§ **Exercise requirements**
Give the number of lines in the data that hold the string "expense". Nothing else is needed.

§ **Excerpted records**
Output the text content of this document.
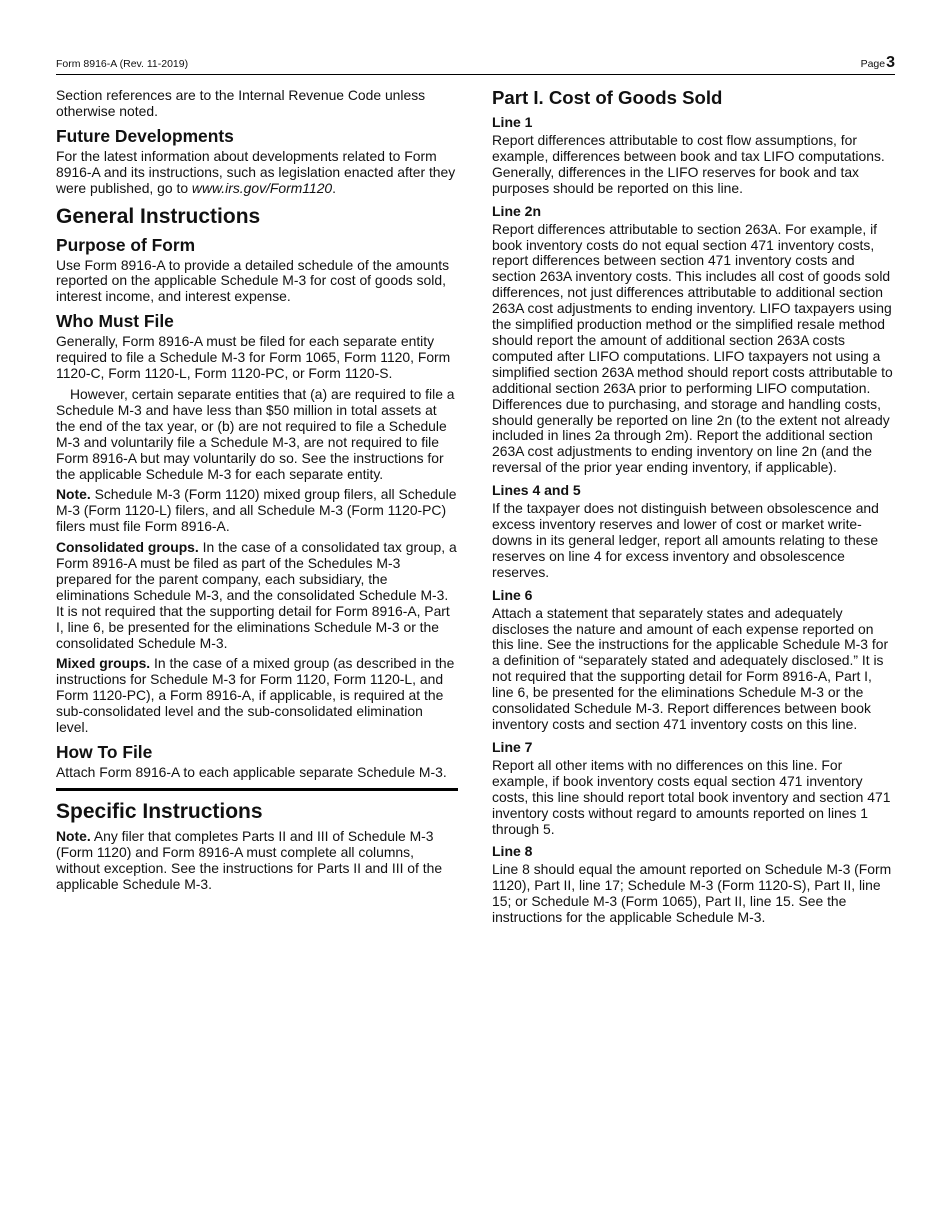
Form 8916-A (Rev. 11-2019)	Page3

Section references are to the Internal Revenue Code unless otherwise noted.

Future Developments

For the latest information about developments related to Form 8916-A and its instructions, such as legislation enacted after they were published, go to www.irs.gov/Form1120.

General Instructions
Purpose of Form

Use Form 8916-A to provide a detailed schedule of the amounts reported on the applicable Schedule M-3 for cost of goods sold, interest income, and interest expense.

Who Must File

Generally, Form 8916-A must be filed for each separate entity required to file a Schedule M-3 for Form 1065, Form 1120, Form 1120-C, Form 1120-L, Form 1120-PC, or Form 1120-S.

However, certain separate entities that (a) are required to file a Schedule M-3 and have less than $50 million in total assets at the end of the tax year, or (b) are not required to file a Schedule M-3 and voluntarily file a Schedule M-3, are not required to file Form 8916-A but may voluntarily do so. See the instructions for the applicable Schedule M-3 for each separate entity.

Note. Schedule M-3 (Form 1120) mixed group filers, all Schedule M-3 (Form 1120-L) filers, and all Schedule M-3 (Form 1120-PC) filers must file Form 8916-A.

Consolidated groups. In the case of a consolidated tax group, a Form 8916-A must be filed as part of the Schedules M-3 prepared for the parent company, each subsidiary, the eliminations Schedule M-3, and the consolidated Schedule M-3. It is not required that the supporting detail for Form 8916-A, Part I, line 6, be presented for the eliminations Schedule M-3 or the consolidated Schedule M-3.

Mixed groups. In the case of a mixed group (as described in the instructions for Schedule M-3 for Form 1120, Form 1120-L, and Form 1120-PC), a Form 8916-A, if applicable, is required at the sub-consolidated level and the sub-consolidated elimination level.

How To File

Attach Form 8916-A to each applicable separate Schedule M-3.

Specific Instructions

Note. Any filer that completes Parts II and III of Schedule M-3 (Form 1120) and Form 8916-A must complete all columns, without exception. See the instructions for Parts II and III of the applicable Schedule M-3.

Part I. Cost of Goods Sold
Line 1

Report differences attributable to cost flow assumptions, for example, differences between book and tax LIFO computations. Generally, differences in the LIFO reserves for book and tax purposes should be reported on this line.

Line 2n

Report differences attributable to section 263A. For example, if book inventory costs do not equal section 471 inventory costs, report differences between section 471 inventory costs and section 263A inventory costs. This includes all cost of goods sold differences, not just differences attributable to additional section 263A cost adjustments to ending inventory. LIFO taxpayers using the simplified production method or the simplified resale method should report the amount of additional section 263A costs computed after LIFO computations. LIFO taxpayers not using a simplified section 263A method should report costs attributable to additional section 263A prior to performing LIFO computation. Differences due to purchasing, and storage and handling costs, should generally be reported on line 2n (to the extent not already included in lines 2a through 2m). Report the additional section 263A cost adjustments to ending inventory on line 2n (and the reversal of the prior year ending inventory, if applicable).

Lines 4 and 5

If the taxpayer does not distinguish between obsolescence and excess inventory reserves and lower of cost or market write-downs in its general ledger, report all amounts relating to these reserves on line 4 for excess inventory and obsolescence reserves.

Line 6

Attach a statement that separately states and adequately discloses the nature and amount of each expense reported on this line. See the instructions for the applicable Schedule M-3 for a definition of “separately stated and adequately disclosed.” It is not required that the supporting detail for Form 8916-A, Part I, line 6, be presented for the eliminations Schedule M-3 or the consolidated Schedule M-3. Report differences between book inventory costs and section 471 inventory costs on this line.

Line 7

Report all other items with no differences on this line. For example, if book inventory costs equal section 471 inventory costs, this line should report total book inventory and section 471 inventory costs without regard to amounts reported on lines 1 through 5.

Line 8

Line 8 should equal the amount reported on Schedule M-3 (Form 1120), Part II, line 17; Schedule M-3 (Form 1120-S), Part II, line 15; or Schedule M-3 (Form 1065), Part II, line 15. See the instructions for the applicable Schedule M-3.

§ **Complete response**
2